* **Task description**: Check each line of the material. Copy those containing "внебюджетными".

* **Data for the task**:

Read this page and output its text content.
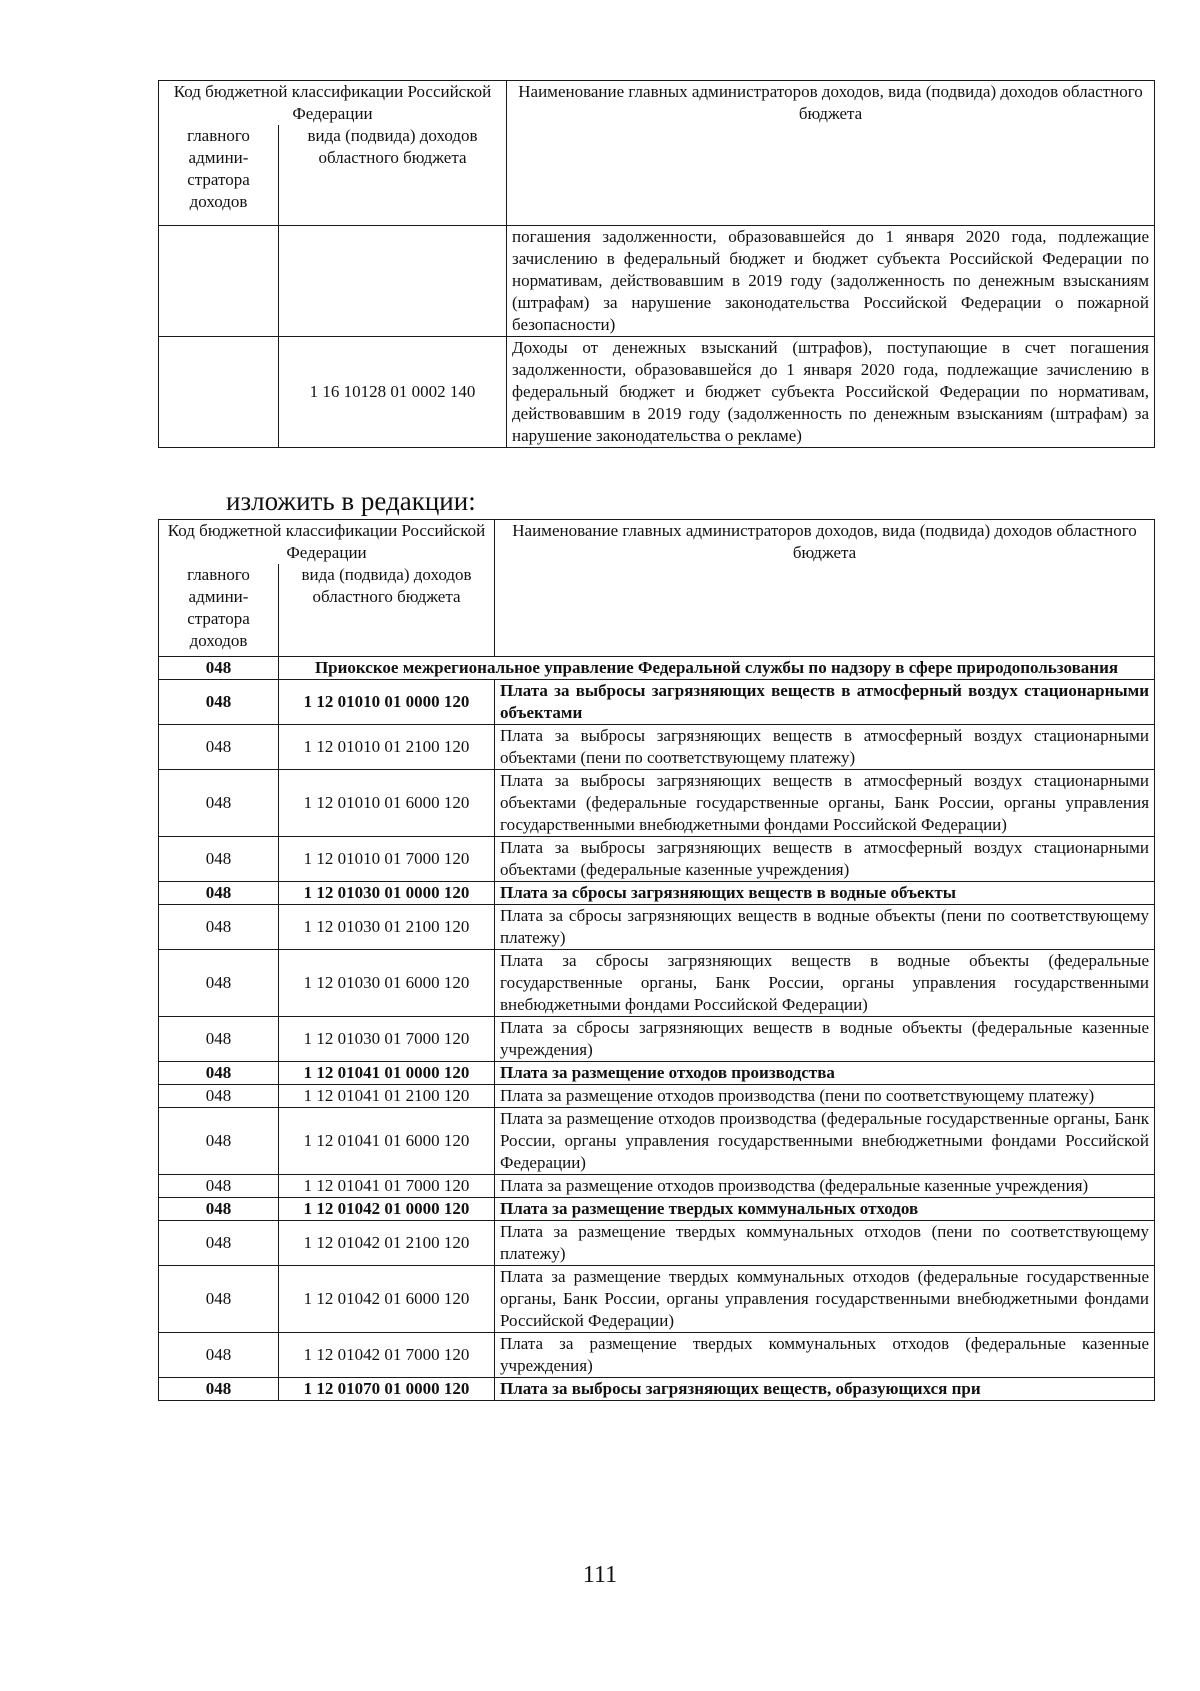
Код бюджетной классификации Российской Федерации		Наименование главных администраторов доходов, вида (подвида) доходов областного бюджета
главного админи-стратора доходов	вида (подвида) доходов областного бюджета	
		погашения задолженности, образовавшейся до 1 января 2020 года, подлежащие зачислению в федеральный бюджет и бюджет субъекта Российской Федерации по нормативам, действовавшим в 2019 году (задолженность по денежным взысканиям (штрафам) за нарушение законодательства Российской Федерации о пожарной безопасности)
	1 16 10128 01 0002 140	Доходы от денежных взысканий (штрафов), поступающие в счет погашения задолженности, образовавшейся до 1 января 2020 года, подлежащие зачислению в федеральный бюджет и бюджет субъекта Российской Федерации по нормативам, действовавшим в 2019 году (задолженность по денежным взысканиям (штрафам) за нарушение законодательства о рекламе)
изложить в редакции:
Код бюджетной классификации Российской Федерации		Наименование главных администраторов доходов, вида (подвида) доходов областного бюджета
главного админи-стратора доходов	вида (подвида) доходов областного бюджета	
048	Приокское межрегиональное управление Федеральной службы по надзору в сфере природопользования	
048	1 12 01010 01 0000 120	Плата за выбросы загрязняющих веществ в атмосферный воздух стационарными объектами
048	1 12 01010 01 2100 120	Плата за выбросы загрязняющих веществ в атмосферный воздух стационарными объектами (пени по соответствующему платежу)
048	1 12 01010 01 6000 120	Плата за выбросы загрязняющих веществ в атмосферный воздух стационарными объектами (федеральные государственные органы, Банк России, органы управления государственными внебюджетными фондами Российской Федерации)
048	1 12 01010 01 7000 120	Плата за выбросы загрязняющих веществ в атмосферный воздух стационарными объектами (федеральные казенные учреждения)
048	1 12 01030 01 0000 120	Плата за сбросы загрязняющих веществ в водные объекты
048	1 12 01030 01 2100 120	Плата за сбросы загрязняющих веществ в водные объекты (пени по соответствующему платежу)
048	1 12 01030 01 6000 120	Плата за сбросы загрязняющих веществ в водные объекты (федеральные государственные органы, Банк России, органы управления государственными внебюджетными фондами Российской Федерации)
048	1 12 01030 01 7000 120	Плата за сбросы загрязняющих веществ в водные объекты (федеральные казенные учреждения)
048	1 12 01041 01 0000 120	Плата за размещение отходов производства
048	1 12 01041 01 2100 120	Плата за размещение отходов производства (пени по соответствующему платежу)
048	1 12 01041 01 6000 120	Плата за размещение отходов производства (федеральные государственные органы, Банк России, органы управления государственными внебюджетными фондами Российской Федерации)
048	1 12 01041 01 7000 120	Плата за размещение отходов производства (федеральные казенные учреждения)
048	1 12 01042 01 0000 120	Плата за размещение твердых коммунальных отходов
048	1 12 01042 01 2100 120	Плата за размещение твердых коммунальных отходов (пени по соответствующему платежу)
048	1 12 01042 01 6000 120	Плата за размещение твердых коммунальных отходов (федеральные государственные органы, Банк России, органы управления государственными внебюджетными фондами Российской Федерации)
048	1 12 01042 01 7000 120	Плата за размещение твердых коммунальных отходов (федеральные казенные учреждения)
048	1 12 01070 01 0000 120	Плата за выбросы загрязняющих веществ, образующихся при
111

* **Response to this task**:
048	1 12 01010 01 6000 120	Плата за выбросы загрязняющих веществ в атмосферный воздух стационарными объектами (федеральные государственные органы, Банк России, органы управления государственными внебюджетными фондами Российской Федерации)
048	1 12 01030 01 6000 120	Плата за сбросы загрязняющих веществ в водные объекты (федеральные государственные органы, Банк России, органы управления государственными внебюджетными фондами Российской Федерации)
048	1 12 01041 01 6000 120	Плата за размещение отходов производства (федеральные государственные органы, Банк России, органы управления государственными внебюджетными фондами Российской Федерации)
048	1 12 01042 01 6000 120	Плата за размещение твердых коммунальных отходов (федеральные государственные органы, Банк России, органы управления государственными внебюджетными фондами Российской Федерации)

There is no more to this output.